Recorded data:
□ □ □ □ □ □ □
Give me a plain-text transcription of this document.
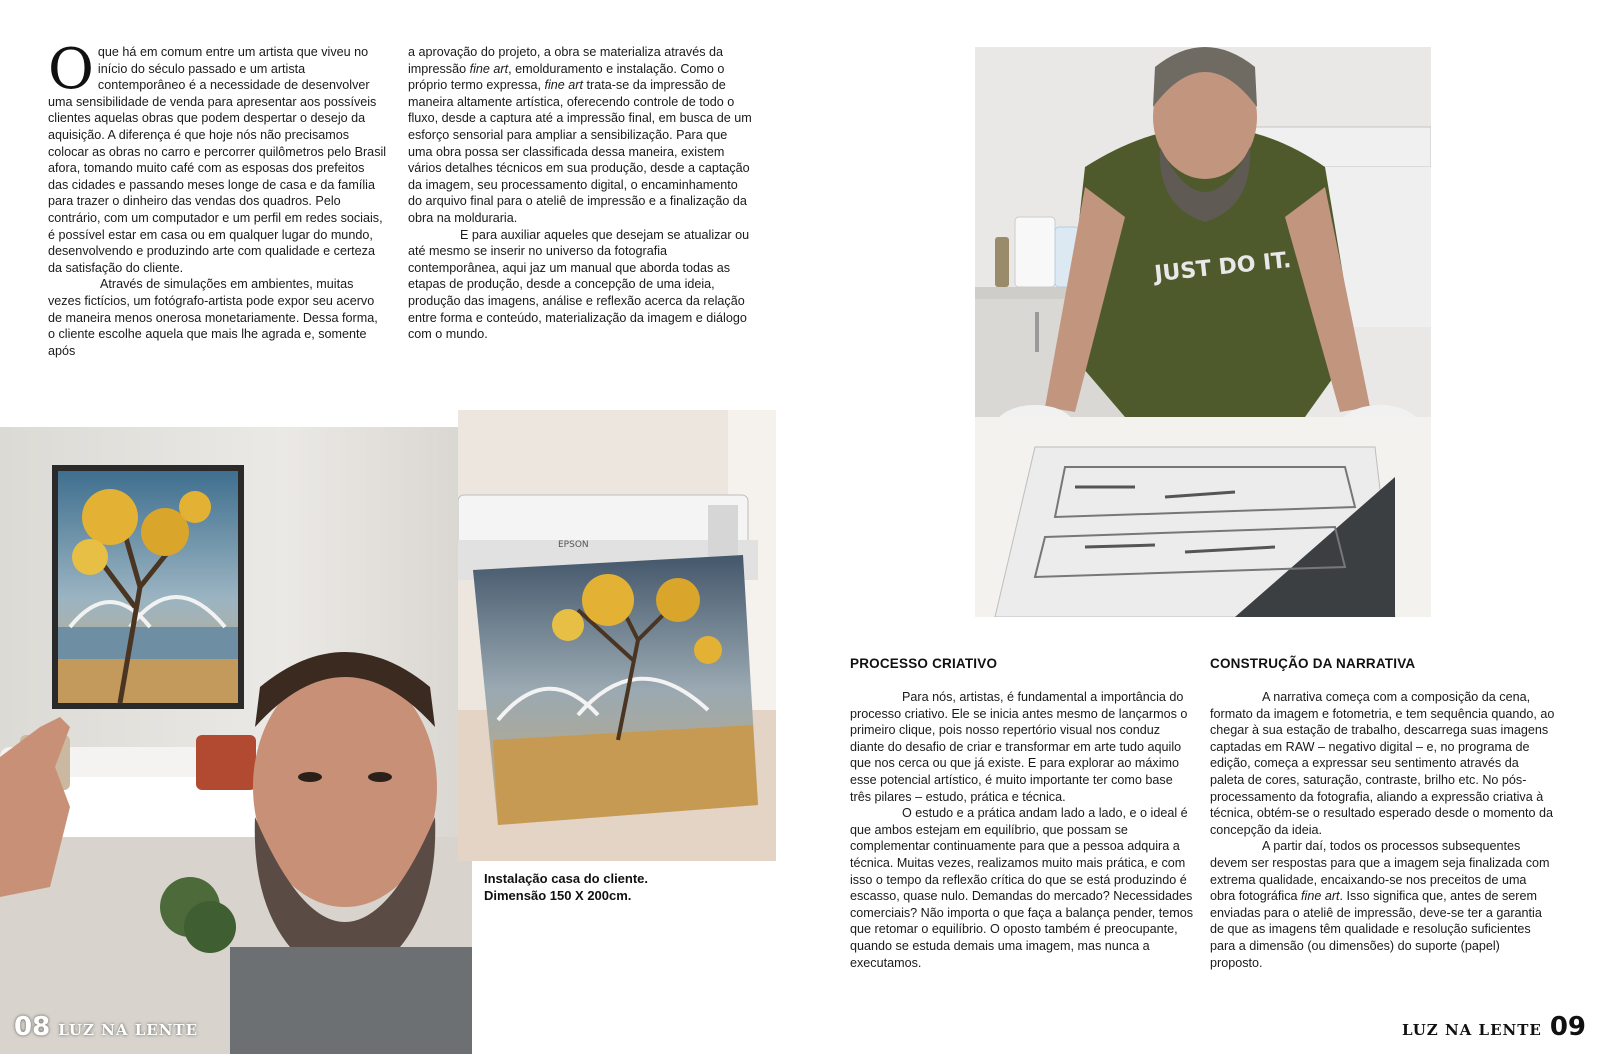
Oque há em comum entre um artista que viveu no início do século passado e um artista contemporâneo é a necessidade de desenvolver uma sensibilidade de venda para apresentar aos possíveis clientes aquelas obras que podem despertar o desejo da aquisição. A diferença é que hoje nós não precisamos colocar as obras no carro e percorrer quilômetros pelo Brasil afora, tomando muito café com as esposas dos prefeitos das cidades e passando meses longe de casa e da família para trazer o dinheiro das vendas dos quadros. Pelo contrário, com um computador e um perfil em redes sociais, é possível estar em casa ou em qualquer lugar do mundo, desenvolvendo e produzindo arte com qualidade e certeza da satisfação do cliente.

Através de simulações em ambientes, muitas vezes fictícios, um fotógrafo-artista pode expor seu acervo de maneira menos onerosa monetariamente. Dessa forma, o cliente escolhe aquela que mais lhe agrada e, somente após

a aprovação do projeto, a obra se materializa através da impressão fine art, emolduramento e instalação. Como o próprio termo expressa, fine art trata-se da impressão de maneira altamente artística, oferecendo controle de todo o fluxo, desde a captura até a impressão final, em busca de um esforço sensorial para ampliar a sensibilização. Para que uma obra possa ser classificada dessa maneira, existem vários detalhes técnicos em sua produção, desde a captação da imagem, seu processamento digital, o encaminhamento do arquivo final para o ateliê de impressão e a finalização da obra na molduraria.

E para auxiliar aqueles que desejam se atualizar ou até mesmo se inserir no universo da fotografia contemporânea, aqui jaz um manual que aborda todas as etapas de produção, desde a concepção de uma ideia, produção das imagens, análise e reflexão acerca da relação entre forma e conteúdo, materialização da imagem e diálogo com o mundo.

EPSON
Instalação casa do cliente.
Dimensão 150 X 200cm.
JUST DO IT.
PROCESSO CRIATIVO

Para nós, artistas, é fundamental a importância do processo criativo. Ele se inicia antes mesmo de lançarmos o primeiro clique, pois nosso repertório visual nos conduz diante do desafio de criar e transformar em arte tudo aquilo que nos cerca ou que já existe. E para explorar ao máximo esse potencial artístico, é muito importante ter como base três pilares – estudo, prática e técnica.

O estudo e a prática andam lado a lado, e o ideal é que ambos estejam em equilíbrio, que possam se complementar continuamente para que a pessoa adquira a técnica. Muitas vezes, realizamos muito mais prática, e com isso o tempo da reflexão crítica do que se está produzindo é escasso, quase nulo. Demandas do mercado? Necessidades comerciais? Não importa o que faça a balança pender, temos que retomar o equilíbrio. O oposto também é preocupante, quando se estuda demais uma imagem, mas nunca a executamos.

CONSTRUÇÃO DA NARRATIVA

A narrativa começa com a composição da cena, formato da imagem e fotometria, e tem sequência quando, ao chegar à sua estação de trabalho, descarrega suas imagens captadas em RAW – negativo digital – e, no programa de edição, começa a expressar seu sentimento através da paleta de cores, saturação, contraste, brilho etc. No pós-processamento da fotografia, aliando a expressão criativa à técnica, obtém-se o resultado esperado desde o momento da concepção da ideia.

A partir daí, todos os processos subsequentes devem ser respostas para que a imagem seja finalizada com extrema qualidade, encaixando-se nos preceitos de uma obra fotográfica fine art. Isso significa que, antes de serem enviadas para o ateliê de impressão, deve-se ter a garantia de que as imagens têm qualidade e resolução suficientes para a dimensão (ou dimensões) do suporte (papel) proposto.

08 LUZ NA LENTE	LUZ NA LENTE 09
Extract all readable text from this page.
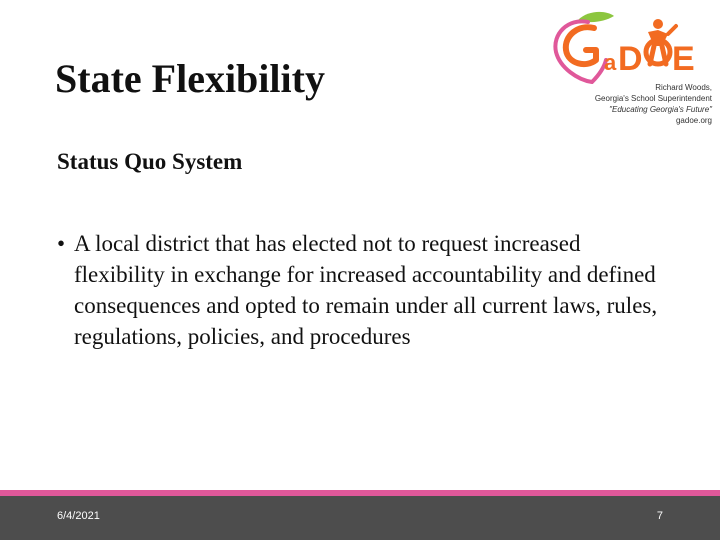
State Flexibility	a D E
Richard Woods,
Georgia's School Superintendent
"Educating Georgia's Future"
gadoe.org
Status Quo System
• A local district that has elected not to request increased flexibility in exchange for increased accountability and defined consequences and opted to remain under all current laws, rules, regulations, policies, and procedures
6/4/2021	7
□ □ □ □ □ □ □
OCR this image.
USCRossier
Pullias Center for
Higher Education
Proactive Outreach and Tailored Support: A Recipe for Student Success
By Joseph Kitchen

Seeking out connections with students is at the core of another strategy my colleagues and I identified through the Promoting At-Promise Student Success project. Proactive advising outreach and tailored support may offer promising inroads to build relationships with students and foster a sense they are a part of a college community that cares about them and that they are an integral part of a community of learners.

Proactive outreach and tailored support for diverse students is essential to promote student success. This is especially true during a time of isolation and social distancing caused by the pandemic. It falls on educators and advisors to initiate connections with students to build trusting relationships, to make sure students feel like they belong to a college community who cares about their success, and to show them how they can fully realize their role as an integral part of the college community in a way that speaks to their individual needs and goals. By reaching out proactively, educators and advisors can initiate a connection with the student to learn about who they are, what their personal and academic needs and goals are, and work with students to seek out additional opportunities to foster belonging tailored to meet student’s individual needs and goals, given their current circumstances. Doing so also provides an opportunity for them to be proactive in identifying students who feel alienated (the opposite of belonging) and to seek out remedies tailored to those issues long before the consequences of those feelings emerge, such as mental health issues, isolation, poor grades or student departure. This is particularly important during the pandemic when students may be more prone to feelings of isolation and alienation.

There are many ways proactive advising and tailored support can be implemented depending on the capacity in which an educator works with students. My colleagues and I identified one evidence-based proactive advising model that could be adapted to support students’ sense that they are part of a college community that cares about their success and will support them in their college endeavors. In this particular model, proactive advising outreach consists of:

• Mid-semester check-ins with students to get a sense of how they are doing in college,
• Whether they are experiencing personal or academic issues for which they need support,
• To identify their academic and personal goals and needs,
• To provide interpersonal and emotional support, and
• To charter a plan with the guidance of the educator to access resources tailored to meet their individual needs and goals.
□ □ □ □ □ □ □
GIVEN EXERCISE:
Go through the material and copy out every line with "produção" in it.

EXPECTED OUTPUT:
a aprovação do projeto, a obra se materializa através da impressão fine art, emolduramento e instalação. Como o próprio termo expressa, fine art trata-se da impressão de maneira altamente artística, oferecendo controle de todo o fluxo, desde a captura até a impressão final, em busca de um esforço sensorial para ampliar a sensibilização. Para que uma obra possa ser classificada dessa maneira, existem vários detalhes técnicos em sua produção, desde a captação da imagem, seu processamento digital, o encaminhamento do arquivo final para o ateliê de impressão e a finalização da obra na molduraria.
E para auxiliar aqueles que desejam se atualizar ou até mesmo se inserir no universo da fotografia contemporânea, aqui jaz um manual que aborda todas as etapas de produção, desde a concepção de uma ideia, produção das imagens, análise e reflexão acerca da relação entre forma e conteúdo, materialização da imagem e diálogo com o mundo.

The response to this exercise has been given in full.